• Supplied entries:
* * * * * * *

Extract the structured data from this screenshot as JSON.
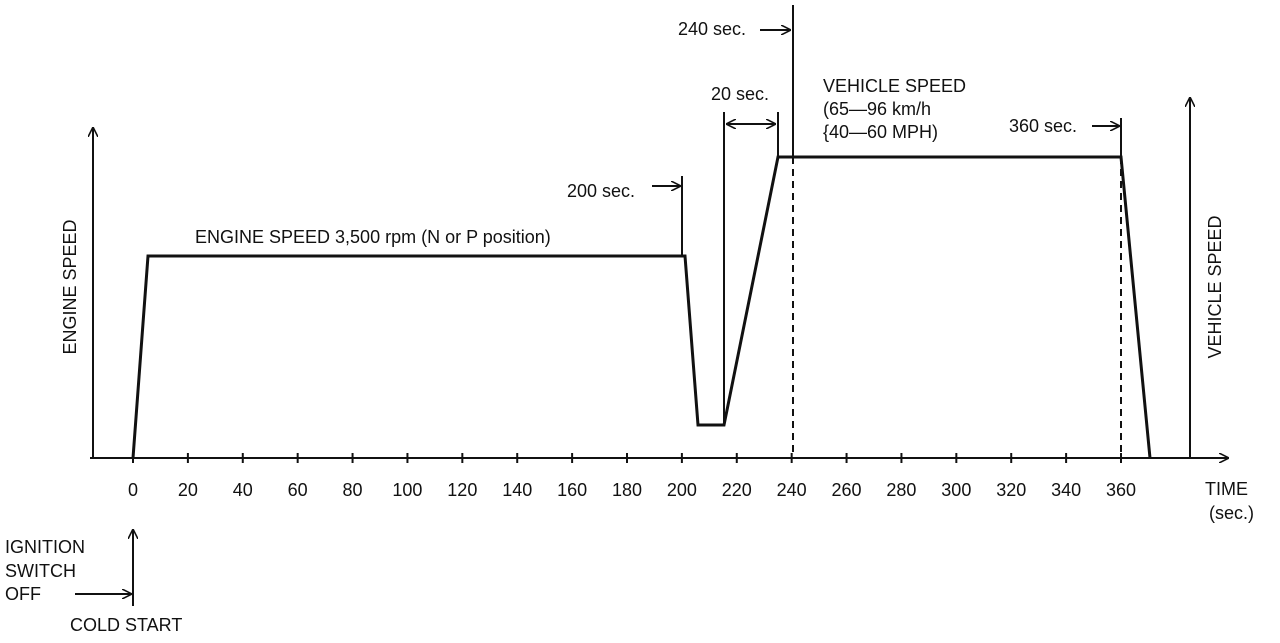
{
  "labels": {
    "t240": "240 sec.",
    "t20": "20 sec.",
    "vehicle_speed_1": "VEHICLE SPEED",
    "vehicle_speed_2": "(65—96 km/h",
    "vehicle_speed_3": "{40—60 MPH)",
    "t360": "360 sec.",
    "t200": "200 sec.",
    "engine_note": "ENGINE SPEED 3,500 rpm (N or P position)",
    "y_left": "ENGINE SPEED",
    "y_right": "VEHICLE SPEED",
    "x_label_1": "TIME",
    "x_label_2": "(sec.)",
    "ignition_1": "IGNITION",
    "ignition_2": "SWITCH",
    "ignition_3": "OFF",
    "cold_start": "COLD START"
  },
  "xticks": [
    0,
    20,
    40,
    60,
    80,
    100,
    120,
    140,
    160,
    180,
    200,
    220,
    240,
    260,
    280,
    300,
    320,
    340,
    360
  ]
}
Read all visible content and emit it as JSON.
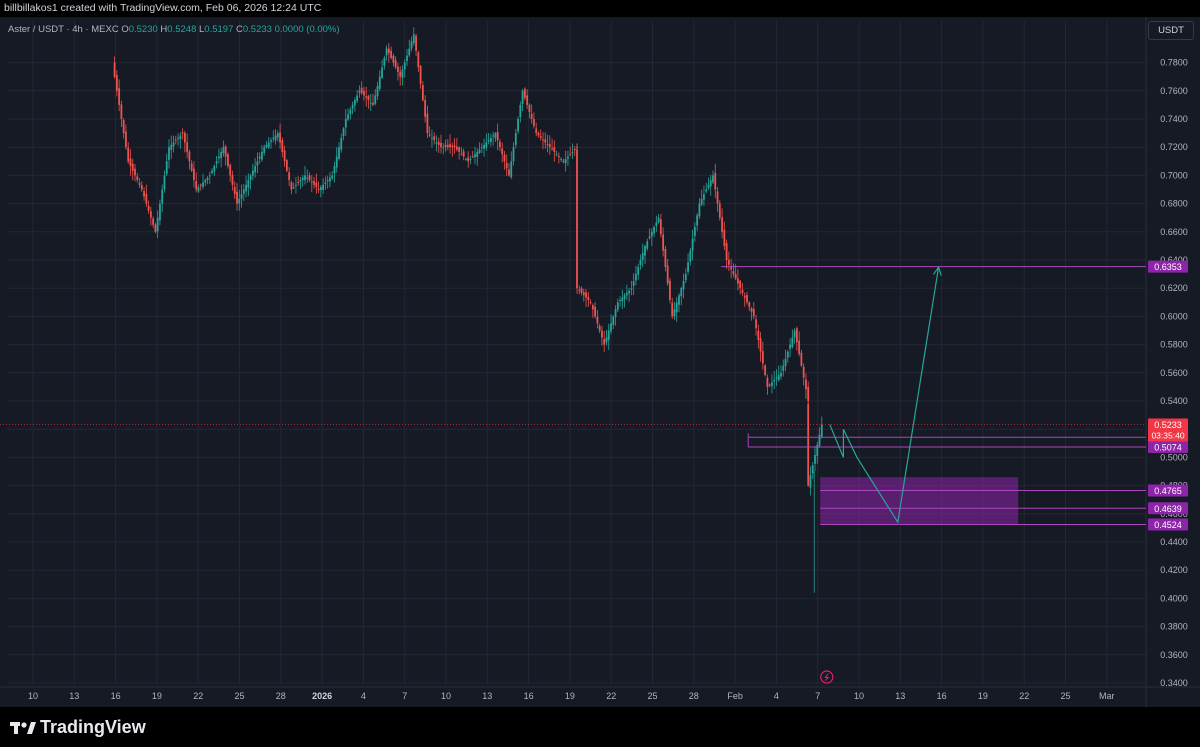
{
  "header": {
    "caption": "billbillakos1 created with TradingView.com, Feb 06, 2026 12:24 UTC"
  },
  "legend": {
    "symbol": "Aster / USDT · 4h · MEXC",
    "open_label": "O",
    "open": "0.5230",
    "high_label": "H",
    "high": "0.5248",
    "low_label": "L",
    "low": "0.5197",
    "close_label": "C",
    "close": "0.5233",
    "change": "0.0000 (0.00%)"
  },
  "currency_button": "USDT",
  "brand": {
    "name": "TradingView"
  },
  "colors": {
    "background": "#161a25",
    "grid": "#232734",
    "up": "#26a69a",
    "down": "#ef5350",
    "zone": "#8e24aa",
    "level_line": "#ab47bc",
    "projection": "#26a69a",
    "last_price": "#f23645",
    "axis_text": "#b2b5be"
  },
  "icons": {
    "logo": "tradingview-logo",
    "event_marker": "lightning-icon"
  },
  "chart_data": {
    "type": "candlestick",
    "title": "",
    "xlabel": "",
    "ylabel": "",
    "x_tick_labels": [
      "10",
      "13",
      "16",
      "19",
      "22",
      "25",
      "28",
      "2026",
      "4",
      "7",
      "10",
      "13",
      "16",
      "19",
      "22",
      "25",
      "28",
      "Feb",
      "4",
      "7",
      "10",
      "13",
      "16",
      "19",
      "22",
      "25",
      "Mar"
    ],
    "y_tick_labels": [
      "0.7800",
      "0.7600",
      "0.7400",
      "0.7200",
      "0.7000",
      "0.6800",
      "0.6600",
      "0.6400",
      "0.6200",
      "0.6000",
      "0.5800",
      "0.5600",
      "0.5400",
      "0.5200",
      "0.5000",
      "0.4800",
      "0.4600",
      "0.4400",
      "0.4200",
      "0.4000",
      "0.3800",
      "0.3600",
      "0.3400"
    ],
    "ylim": [
      0.335,
      0.806
    ],
    "grid": true,
    "last_price": {
      "value": 0.5233,
      "label": "0.5233",
      "countdown": "03:35:40"
    },
    "price_levels": [
      {
        "value": 0.6353,
        "label": "0.6353"
      },
      {
        "value": 0.5143,
        "label": "0.5143"
      },
      {
        "value": 0.5074,
        "label": "0.5074"
      },
      {
        "value": 0.4765,
        "label": "0.4765"
      },
      {
        "value": 0.4639,
        "label": "0.4639"
      },
      {
        "value": 0.4524,
        "label": "0.4524"
      }
    ],
    "demand_zone": {
      "top": 0.486,
      "bottom": 0.4524
    },
    "path_points": [
      {
        "date": "2025-12-16",
        "price": 0.78
      },
      {
        "date": "2025-12-16",
        "price": 0.77
      },
      {
        "date": "2025-12-17",
        "price": 0.71
      },
      {
        "date": "2025-12-18",
        "price": 0.69
      },
      {
        "date": "2025-12-19",
        "price": 0.66
      },
      {
        "date": "2025-12-20",
        "price": 0.72
      },
      {
        "date": "2025-12-21",
        "price": 0.73
      },
      {
        "date": "2025-12-22",
        "price": 0.69
      },
      {
        "date": "2025-12-23",
        "price": 0.7
      },
      {
        "date": "2025-12-24",
        "price": 0.72
      },
      {
        "date": "2025-12-25",
        "price": 0.68
      },
      {
        "date": "2025-12-26",
        "price": 0.7
      },
      {
        "date": "2025-12-27",
        "price": 0.72
      },
      {
        "date": "2025-12-28",
        "price": 0.73
      },
      {
        "date": "2025-12-29",
        "price": 0.69
      },
      {
        "date": "2025-12-30",
        "price": 0.7
      },
      {
        "date": "2025-12-31",
        "price": 0.69
      },
      {
        "date": "2026-01-01",
        "price": 0.7
      },
      {
        "date": "2026-01-02",
        "price": 0.74
      },
      {
        "date": "2026-01-03",
        "price": 0.76
      },
      {
        "date": "2026-01-04",
        "price": 0.75
      },
      {
        "date": "2026-01-05",
        "price": 0.79
      },
      {
        "date": "2026-01-06",
        "price": 0.77
      },
      {
        "date": "2026-01-07",
        "price": 0.8
      },
      {
        "date": "2026-01-08",
        "price": 0.73
      },
      {
        "date": "2026-01-09",
        "price": 0.72
      },
      {
        "date": "2026-01-10",
        "price": 0.72
      },
      {
        "date": "2026-01-11",
        "price": 0.71
      },
      {
        "date": "2026-01-12",
        "price": 0.72
      },
      {
        "date": "2026-01-13",
        "price": 0.73
      },
      {
        "date": "2026-01-14",
        "price": 0.7
      },
      {
        "date": "2026-01-15",
        "price": 0.76
      },
      {
        "date": "2026-01-16",
        "price": 0.73
      },
      {
        "date": "2026-01-17",
        "price": 0.72
      },
      {
        "date": "2026-01-18",
        "price": 0.71
      },
      {
        "date": "2026-01-19",
        "price": 0.72
      },
      {
        "date": "2026-01-19",
        "price": 0.62
      },
      {
        "date": "2026-01-20",
        "price": 0.61
      },
      {
        "date": "2026-01-21",
        "price": 0.58
      },
      {
        "date": "2026-01-22",
        "price": 0.61
      },
      {
        "date": "2026-01-23",
        "price": 0.62
      },
      {
        "date": "2026-01-24",
        "price": 0.65
      },
      {
        "date": "2026-01-25",
        "price": 0.67
      },
      {
        "date": "2026-01-26",
        "price": 0.6
      },
      {
        "date": "2026-01-27",
        "price": 0.63
      },
      {
        "date": "2026-01-28",
        "price": 0.68
      },
      {
        "date": "2026-01-29",
        "price": 0.7
      },
      {
        "date": "2026-01-30",
        "price": 0.64
      },
      {
        "date": "2026-01-31",
        "price": 0.62
      },
      {
        "date": "2026-02-01",
        "price": 0.6
      },
      {
        "date": "2026-02-02",
        "price": 0.55
      },
      {
        "date": "2026-02-03",
        "price": 0.56
      },
      {
        "date": "2026-02-04",
        "price": 0.59
      },
      {
        "date": "2026-02-05",
        "price": 0.54
      },
      {
        "date": "2026-02-05",
        "price": 0.48
      },
      {
        "date": "2026-02-06",
        "price": 0.5233
      }
    ],
    "projection_path": [
      {
        "date": "2026-02-06",
        "price": 0.5233
      },
      {
        "date": "2026-02-07",
        "price": 0.5
      },
      {
        "date": "2026-02-07",
        "price": 0.52
      },
      {
        "date": "2026-02-08",
        "price": 0.5
      },
      {
        "date": "2026-02-11",
        "price": 0.454
      },
      {
        "date": "2026-02-13",
        "price": 0.575
      },
      {
        "date": "2026-02-14",
        "price": 0.635
      }
    ]
  }
}
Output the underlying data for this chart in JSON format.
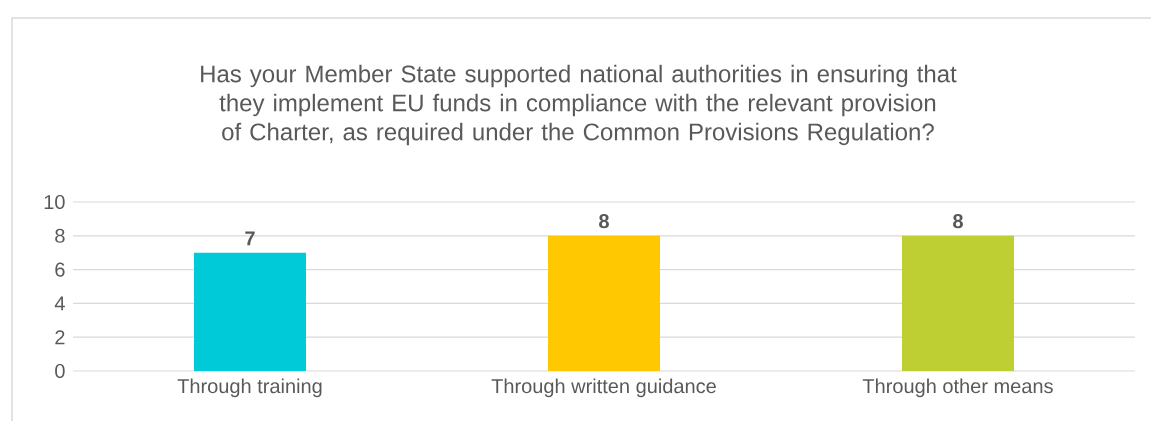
{
  "chart_data": {
    "type": "bar",
    "title": "Has your Member State supported national authorities in ensuring that they implement EU funds in compliance with the relevant provision of Charter, as required under the Common Provisions Regulation?",
    "categories": [
      "Through training",
      "Through written guidance",
      "Through other means"
    ],
    "values": [
      7,
      8,
      8
    ],
    "colors": [
      "#00c9d8",
      "#ffc800",
      "#bdcf32"
    ],
    "ylim": [
      0,
      10
    ],
    "yticks": [
      0,
      2,
      4,
      6,
      8,
      10
    ],
    "grid": "y",
    "data_labels": true
  }
}
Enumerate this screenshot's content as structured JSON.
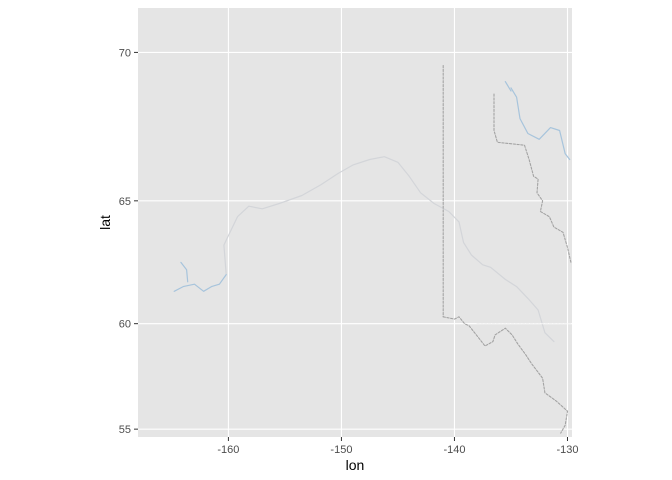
{
  "chart_data": {
    "type": "map",
    "xlabel": "lon",
    "ylabel": "lat",
    "xlim": [
      -168,
      -129.6
    ],
    "ylim": [
      54.6,
      71.3
    ],
    "x_ticks": [
      {
        "value": -160,
        "label": "-160"
      },
      {
        "value": -150,
        "label": "-150"
      },
      {
        "value": -140,
        "label": "-140"
      },
      {
        "value": -130,
        "label": "-130"
      }
    ],
    "y_ticks": [
      {
        "value": 55,
        "label": "55"
      },
      {
        "value": 60,
        "label": "60"
      },
      {
        "value": 65,
        "label": "65"
      },
      {
        "value": 70,
        "label": "70"
      }
    ],
    "grid": true,
    "colors": {
      "panel": "#e5e5e5",
      "grid": "#ffffff",
      "river_main": "#d0d3d8",
      "river_blue": "#a7c4dc",
      "border": "#a3a3a3",
      "border_light": "#f2f2f2"
    },
    "features": [
      {
        "name": "Yukon River",
        "kind": "river",
        "color": "#d3d5d9",
        "points": [
          [
            -160.2,
            62.1
          ],
          [
            -160.4,
            63.3
          ],
          [
            -159.2,
            64.4
          ],
          [
            -158.2,
            64.8
          ],
          [
            -157.0,
            64.7
          ],
          [
            -155.5,
            64.9
          ],
          [
            -153.5,
            65.2
          ],
          [
            -151.8,
            65.6
          ],
          [
            -150.3,
            66.0
          ],
          [
            -149.0,
            66.3
          ],
          [
            -147.5,
            66.5
          ],
          [
            -146.2,
            66.6
          ],
          [
            -145.0,
            66.4
          ],
          [
            -144.0,
            65.9
          ],
          [
            -143.0,
            65.3
          ],
          [
            -141.8,
            64.9
          ],
          [
            -140.5,
            64.6
          ],
          [
            -139.6,
            64.2
          ],
          [
            -139.2,
            63.4
          ],
          [
            -138.5,
            62.9
          ],
          [
            -137.5,
            62.5
          ],
          [
            -136.8,
            62.4
          ],
          [
            -135.5,
            61.9
          ],
          [
            -134.5,
            61.6
          ],
          [
            -133.5,
            61.1
          ],
          [
            -132.6,
            60.6
          ],
          [
            -132.0,
            59.6
          ],
          [
            -131.2,
            59.2
          ]
        ]
      },
      {
        "name": "Lower Yukon",
        "kind": "river",
        "color": "#a7c4dc",
        "points": [
          [
            -164.8,
            61.4
          ],
          [
            -164.0,
            61.6
          ],
          [
            -163.0,
            61.7
          ],
          [
            -162.2,
            61.4
          ],
          [
            -161.5,
            61.6
          ],
          [
            -160.8,
            61.7
          ],
          [
            -160.2,
            62.1
          ]
        ]
      },
      {
        "name": "Lower Yukon branch",
        "kind": "river",
        "color": "#a7c4dc",
        "points": [
          [
            -164.2,
            62.6
          ],
          [
            -163.7,
            62.3
          ],
          [
            -163.6,
            61.8
          ]
        ]
      },
      {
        "name": "Northern river",
        "kind": "river",
        "color": "#a7c4dc",
        "points": [
          [
            -135.0,
            68.9
          ],
          [
            -134.5,
            68.6
          ],
          [
            -134.2,
            67.9
          ],
          [
            -133.5,
            67.4
          ],
          [
            -132.5,
            67.2
          ],
          [
            -131.5,
            67.6
          ],
          [
            -130.7,
            67.5
          ],
          [
            -130.2,
            66.7
          ],
          [
            -129.8,
            66.5
          ]
        ]
      },
      {
        "name": "Northern river branch",
        "kind": "river",
        "color": "#a7c4dc",
        "points": [
          [
            -135.5,
            69.1
          ],
          [
            -135.0,
            68.8
          ]
        ]
      },
      {
        "name": "Alaska-Yukon border (141 W meridian)",
        "kind": "border",
        "color": "#a3a3a3",
        "dashed": true,
        "points": [
          [
            -141.0,
            69.6
          ],
          [
            -141.0,
            60.3
          ]
        ]
      },
      {
        "name": "Southeast Alaska panhandle border",
        "kind": "border",
        "color": "#a3a3a3",
        "dashed": true,
        "points": [
          [
            -141.0,
            60.3
          ],
          [
            -140.0,
            60.2
          ],
          [
            -139.6,
            60.3
          ],
          [
            -139.1,
            60.0
          ],
          [
            -138.7,
            59.9
          ],
          [
            -137.6,
            59.2
          ],
          [
            -137.3,
            59.0
          ],
          [
            -136.6,
            59.2
          ],
          [
            -136.4,
            59.5
          ],
          [
            -135.5,
            59.8
          ],
          [
            -134.9,
            59.5
          ],
          [
            -134.4,
            59.1
          ],
          [
            -133.7,
            58.6
          ],
          [
            -133.2,
            58.2
          ],
          [
            -132.2,
            57.5
          ],
          [
            -132.0,
            56.8
          ],
          [
            -131.0,
            56.4
          ],
          [
            -130.4,
            56.1
          ],
          [
            -130.0,
            55.9
          ],
          [
            -130.2,
            55.2
          ],
          [
            -130.6,
            54.8
          ]
        ]
      },
      {
        "name": "Yukon-NWT border",
        "kind": "border",
        "color": "#a3a3a3",
        "dashed": true,
        "points": [
          [
            -136.5,
            68.7
          ],
          [
            -136.5,
            67.5
          ],
          [
            -136.2,
            67.1
          ],
          [
            -133.8,
            67.0
          ],
          [
            -133.4,
            66.5
          ],
          [
            -133.0,
            65.9
          ],
          [
            -132.6,
            65.8
          ],
          [
            -132.7,
            65.3
          ],
          [
            -132.2,
            65.0
          ],
          [
            -132.4,
            64.6
          ],
          [
            -131.6,
            64.4
          ],
          [
            -131.2,
            64.0
          ],
          [
            -130.4,
            63.8
          ],
          [
            -130.0,
            63.2
          ],
          [
            -129.7,
            62.6
          ]
        ]
      },
      {
        "name": "60 N boundary",
        "kind": "border",
        "color": "#f2f2f2",
        "dashed": true,
        "points": [
          [
            -138.0,
            60.0
          ],
          [
            -129.7,
            60.0
          ]
        ]
      }
    ]
  }
}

* * * * * * *

• Task instructions: Find the lines that include the string "USDT", then copy each of them.

• Answer for the task:
    "symbol": "Aster / USDT · 4h · MEXC",
  "currency_button": "USDT",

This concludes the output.